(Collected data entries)

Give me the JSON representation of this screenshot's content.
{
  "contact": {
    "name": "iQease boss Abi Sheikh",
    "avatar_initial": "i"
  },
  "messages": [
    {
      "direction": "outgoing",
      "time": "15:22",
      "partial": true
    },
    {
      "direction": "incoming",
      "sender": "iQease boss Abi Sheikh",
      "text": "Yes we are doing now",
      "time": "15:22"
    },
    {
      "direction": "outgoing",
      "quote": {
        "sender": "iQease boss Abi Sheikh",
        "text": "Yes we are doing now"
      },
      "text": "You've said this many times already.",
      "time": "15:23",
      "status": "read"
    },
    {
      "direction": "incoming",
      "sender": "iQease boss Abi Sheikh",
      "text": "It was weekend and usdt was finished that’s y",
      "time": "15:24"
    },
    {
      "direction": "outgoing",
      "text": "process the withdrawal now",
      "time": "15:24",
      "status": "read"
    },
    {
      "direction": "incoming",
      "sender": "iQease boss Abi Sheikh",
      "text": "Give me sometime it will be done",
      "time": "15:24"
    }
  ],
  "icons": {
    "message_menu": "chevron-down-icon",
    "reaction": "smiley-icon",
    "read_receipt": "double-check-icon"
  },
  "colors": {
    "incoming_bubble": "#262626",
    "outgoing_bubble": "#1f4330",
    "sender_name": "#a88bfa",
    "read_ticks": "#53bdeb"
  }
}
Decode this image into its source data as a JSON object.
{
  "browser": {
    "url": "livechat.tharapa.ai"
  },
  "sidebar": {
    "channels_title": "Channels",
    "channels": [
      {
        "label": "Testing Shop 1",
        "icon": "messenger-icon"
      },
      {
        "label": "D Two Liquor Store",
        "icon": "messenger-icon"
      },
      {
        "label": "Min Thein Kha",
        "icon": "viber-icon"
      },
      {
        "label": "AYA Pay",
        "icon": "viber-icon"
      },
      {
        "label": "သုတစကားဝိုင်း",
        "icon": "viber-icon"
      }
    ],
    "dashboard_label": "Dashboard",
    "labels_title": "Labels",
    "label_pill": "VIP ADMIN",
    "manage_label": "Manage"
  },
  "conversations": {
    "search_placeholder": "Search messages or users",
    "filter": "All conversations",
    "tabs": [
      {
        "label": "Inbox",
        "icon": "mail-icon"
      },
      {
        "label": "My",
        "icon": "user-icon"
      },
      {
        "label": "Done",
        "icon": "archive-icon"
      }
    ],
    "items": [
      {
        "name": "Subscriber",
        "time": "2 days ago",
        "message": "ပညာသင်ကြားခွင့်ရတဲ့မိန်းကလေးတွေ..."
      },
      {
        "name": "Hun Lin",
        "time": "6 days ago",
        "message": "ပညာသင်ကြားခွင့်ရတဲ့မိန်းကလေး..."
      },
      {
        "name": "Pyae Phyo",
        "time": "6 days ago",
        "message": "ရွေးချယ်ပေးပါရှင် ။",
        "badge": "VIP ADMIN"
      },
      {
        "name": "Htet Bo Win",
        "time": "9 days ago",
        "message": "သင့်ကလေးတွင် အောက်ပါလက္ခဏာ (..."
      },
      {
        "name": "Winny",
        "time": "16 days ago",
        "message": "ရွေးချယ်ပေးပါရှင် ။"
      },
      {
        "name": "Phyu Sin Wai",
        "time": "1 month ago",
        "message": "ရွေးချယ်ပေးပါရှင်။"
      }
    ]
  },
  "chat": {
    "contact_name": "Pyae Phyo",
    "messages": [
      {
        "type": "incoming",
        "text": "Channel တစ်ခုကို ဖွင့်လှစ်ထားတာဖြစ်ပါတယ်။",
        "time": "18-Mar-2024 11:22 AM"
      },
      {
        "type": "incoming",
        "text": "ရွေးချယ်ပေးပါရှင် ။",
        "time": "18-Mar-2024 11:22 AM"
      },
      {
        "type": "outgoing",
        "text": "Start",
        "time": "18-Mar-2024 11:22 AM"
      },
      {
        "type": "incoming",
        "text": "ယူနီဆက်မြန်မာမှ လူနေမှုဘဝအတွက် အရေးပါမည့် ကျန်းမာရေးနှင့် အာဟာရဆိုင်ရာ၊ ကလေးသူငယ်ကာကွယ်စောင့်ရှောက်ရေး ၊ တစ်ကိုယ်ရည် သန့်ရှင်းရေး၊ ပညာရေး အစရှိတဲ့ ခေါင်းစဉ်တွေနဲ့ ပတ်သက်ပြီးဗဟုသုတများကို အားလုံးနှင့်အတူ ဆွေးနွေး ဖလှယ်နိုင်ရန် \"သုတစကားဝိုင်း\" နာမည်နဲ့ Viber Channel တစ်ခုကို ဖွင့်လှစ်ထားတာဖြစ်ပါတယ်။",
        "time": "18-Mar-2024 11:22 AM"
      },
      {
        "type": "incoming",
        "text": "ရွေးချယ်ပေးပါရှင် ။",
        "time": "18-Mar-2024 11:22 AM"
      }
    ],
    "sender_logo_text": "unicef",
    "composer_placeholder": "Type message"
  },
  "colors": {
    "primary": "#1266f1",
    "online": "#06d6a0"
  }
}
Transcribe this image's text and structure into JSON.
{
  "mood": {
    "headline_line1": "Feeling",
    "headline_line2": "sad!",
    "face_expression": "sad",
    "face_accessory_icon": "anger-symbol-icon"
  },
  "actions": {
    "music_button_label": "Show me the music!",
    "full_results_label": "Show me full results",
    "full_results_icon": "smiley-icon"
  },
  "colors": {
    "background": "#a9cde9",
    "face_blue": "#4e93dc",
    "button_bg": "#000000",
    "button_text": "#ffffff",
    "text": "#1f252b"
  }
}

(TO BE DONE)
Take the line that contains "Transcribe this image's" and each line after it down to the last of the records, and retype them exactly; add nothing else.

(SOLVED PROBLEM)
Transcribe this image's text and structure into JSON.
{
  "mood": {
    "headline_line1": "Feeling",
    "headline_line2": "sad!",
    "face_expression": "sad",
    "face_accessory_icon": "anger-symbol-icon"
  },
  "actions": {
    "music_button_label": "Show me the music!",
    "full_results_label": "Show me full results",
    "full_results_icon": "smiley-icon"
  },
  "colors": {
    "background": "#a9cde9",
    "face_blue": "#4e93dc",
    "button_bg": "#000000",
    "button_text": "#ffffff",
    "text": "#1f252b"
  }
}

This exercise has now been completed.